►

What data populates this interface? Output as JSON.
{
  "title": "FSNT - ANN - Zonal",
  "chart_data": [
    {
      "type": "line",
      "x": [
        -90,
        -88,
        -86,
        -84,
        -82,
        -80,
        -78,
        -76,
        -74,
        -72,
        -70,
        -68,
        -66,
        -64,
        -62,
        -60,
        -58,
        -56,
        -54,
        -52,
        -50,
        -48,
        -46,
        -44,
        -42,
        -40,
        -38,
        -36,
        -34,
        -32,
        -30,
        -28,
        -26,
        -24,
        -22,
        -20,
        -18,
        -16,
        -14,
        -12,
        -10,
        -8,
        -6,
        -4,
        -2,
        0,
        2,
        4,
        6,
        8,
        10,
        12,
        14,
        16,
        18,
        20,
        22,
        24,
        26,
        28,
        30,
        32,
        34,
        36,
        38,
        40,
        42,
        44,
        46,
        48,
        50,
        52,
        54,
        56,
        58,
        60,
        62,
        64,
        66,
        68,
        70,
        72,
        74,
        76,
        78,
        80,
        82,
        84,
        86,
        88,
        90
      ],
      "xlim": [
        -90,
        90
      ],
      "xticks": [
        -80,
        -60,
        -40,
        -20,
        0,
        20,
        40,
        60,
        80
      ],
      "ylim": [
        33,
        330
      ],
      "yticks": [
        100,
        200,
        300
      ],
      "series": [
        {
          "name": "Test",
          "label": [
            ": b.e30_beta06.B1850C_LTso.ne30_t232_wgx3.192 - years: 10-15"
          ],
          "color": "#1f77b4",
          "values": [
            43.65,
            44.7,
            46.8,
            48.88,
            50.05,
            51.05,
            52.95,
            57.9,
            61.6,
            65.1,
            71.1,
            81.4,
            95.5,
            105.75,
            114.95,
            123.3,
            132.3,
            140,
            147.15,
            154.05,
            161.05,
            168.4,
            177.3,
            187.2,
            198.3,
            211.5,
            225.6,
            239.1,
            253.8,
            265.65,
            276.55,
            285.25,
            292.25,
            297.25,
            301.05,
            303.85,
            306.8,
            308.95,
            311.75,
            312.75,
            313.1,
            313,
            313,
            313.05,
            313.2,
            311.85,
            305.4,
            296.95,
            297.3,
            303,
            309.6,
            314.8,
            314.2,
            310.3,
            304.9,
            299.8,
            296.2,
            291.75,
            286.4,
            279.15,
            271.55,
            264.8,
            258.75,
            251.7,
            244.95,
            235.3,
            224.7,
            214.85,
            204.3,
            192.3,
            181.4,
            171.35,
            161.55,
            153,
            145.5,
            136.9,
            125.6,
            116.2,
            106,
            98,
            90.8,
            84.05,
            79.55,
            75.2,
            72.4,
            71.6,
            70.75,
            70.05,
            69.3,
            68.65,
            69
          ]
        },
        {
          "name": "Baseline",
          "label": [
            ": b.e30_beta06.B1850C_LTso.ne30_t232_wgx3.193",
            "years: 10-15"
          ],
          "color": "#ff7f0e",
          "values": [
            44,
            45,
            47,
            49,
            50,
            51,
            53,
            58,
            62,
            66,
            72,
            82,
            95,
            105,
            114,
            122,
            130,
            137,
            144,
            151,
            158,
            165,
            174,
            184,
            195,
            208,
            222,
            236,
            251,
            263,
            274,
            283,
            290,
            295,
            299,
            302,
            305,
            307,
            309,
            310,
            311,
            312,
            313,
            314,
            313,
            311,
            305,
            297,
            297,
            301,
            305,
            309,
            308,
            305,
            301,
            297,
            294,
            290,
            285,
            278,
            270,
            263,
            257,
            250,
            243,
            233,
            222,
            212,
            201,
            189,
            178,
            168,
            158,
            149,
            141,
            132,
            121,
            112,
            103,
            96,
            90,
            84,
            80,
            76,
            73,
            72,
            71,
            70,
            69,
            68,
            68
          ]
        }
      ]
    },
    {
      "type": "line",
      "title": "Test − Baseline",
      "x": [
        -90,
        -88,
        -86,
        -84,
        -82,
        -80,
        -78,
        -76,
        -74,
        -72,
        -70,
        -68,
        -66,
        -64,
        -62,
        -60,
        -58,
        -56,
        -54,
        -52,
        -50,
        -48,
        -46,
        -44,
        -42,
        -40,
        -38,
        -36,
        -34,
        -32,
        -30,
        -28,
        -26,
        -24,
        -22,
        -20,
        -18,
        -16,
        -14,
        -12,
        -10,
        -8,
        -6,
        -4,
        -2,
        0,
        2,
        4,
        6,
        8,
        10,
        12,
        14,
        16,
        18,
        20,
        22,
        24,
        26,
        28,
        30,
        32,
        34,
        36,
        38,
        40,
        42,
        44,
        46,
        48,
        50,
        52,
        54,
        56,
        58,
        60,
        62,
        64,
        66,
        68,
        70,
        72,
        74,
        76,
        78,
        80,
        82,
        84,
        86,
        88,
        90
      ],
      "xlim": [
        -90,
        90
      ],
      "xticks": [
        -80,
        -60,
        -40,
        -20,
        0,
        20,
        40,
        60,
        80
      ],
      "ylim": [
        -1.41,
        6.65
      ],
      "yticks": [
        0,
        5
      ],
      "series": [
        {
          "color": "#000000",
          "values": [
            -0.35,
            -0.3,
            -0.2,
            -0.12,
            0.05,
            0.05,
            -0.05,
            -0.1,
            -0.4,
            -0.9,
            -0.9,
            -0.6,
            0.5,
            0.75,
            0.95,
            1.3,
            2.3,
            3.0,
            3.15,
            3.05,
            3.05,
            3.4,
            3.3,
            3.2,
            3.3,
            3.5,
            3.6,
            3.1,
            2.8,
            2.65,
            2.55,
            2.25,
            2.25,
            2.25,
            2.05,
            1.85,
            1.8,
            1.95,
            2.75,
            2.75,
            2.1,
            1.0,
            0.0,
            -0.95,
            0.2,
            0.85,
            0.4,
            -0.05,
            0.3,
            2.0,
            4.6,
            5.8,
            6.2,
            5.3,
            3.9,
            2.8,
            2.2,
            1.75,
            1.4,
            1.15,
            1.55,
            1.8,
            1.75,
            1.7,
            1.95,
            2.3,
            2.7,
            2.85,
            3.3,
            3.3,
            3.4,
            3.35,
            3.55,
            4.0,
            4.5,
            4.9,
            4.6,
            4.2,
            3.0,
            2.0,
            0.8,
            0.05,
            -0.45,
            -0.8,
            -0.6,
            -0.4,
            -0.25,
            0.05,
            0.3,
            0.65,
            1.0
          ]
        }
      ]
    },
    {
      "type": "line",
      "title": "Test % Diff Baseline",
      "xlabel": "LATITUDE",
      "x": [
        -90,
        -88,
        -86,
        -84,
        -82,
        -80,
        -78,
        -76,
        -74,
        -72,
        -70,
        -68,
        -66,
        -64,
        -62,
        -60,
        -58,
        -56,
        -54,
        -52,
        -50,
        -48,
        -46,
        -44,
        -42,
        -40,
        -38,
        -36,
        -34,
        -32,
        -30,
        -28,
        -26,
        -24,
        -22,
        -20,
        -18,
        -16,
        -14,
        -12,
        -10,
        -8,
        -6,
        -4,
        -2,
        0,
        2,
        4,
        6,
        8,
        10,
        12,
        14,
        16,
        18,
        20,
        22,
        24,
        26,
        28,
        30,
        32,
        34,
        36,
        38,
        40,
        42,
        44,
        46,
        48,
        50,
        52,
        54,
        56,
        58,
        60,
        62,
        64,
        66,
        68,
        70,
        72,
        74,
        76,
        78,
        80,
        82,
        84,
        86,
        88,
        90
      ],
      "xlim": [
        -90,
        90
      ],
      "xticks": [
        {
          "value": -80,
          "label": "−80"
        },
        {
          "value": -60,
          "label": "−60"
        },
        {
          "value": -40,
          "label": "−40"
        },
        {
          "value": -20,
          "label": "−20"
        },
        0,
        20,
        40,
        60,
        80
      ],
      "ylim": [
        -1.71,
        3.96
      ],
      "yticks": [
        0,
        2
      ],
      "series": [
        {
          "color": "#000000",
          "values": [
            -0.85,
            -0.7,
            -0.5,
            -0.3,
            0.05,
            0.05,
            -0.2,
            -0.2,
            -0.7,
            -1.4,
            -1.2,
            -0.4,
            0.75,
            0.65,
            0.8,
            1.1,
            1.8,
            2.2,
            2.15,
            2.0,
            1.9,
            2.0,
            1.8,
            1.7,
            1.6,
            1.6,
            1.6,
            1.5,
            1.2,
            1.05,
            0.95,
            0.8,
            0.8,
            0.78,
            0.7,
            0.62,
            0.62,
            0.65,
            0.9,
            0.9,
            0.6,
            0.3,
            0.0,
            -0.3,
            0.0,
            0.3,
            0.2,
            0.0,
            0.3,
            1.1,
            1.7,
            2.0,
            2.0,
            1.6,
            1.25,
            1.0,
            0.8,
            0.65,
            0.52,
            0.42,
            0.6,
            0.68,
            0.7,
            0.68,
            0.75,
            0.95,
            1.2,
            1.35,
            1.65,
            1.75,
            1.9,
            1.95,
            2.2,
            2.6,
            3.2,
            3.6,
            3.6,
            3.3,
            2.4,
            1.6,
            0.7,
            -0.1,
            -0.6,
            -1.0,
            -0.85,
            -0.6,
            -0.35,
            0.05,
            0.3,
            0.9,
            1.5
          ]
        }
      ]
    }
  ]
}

◄

## TO BE DONE:
What is the number of lines in this listing that contain the word "Baseline"? Answer with that number and nothing else.

## IN RESPONSE:
3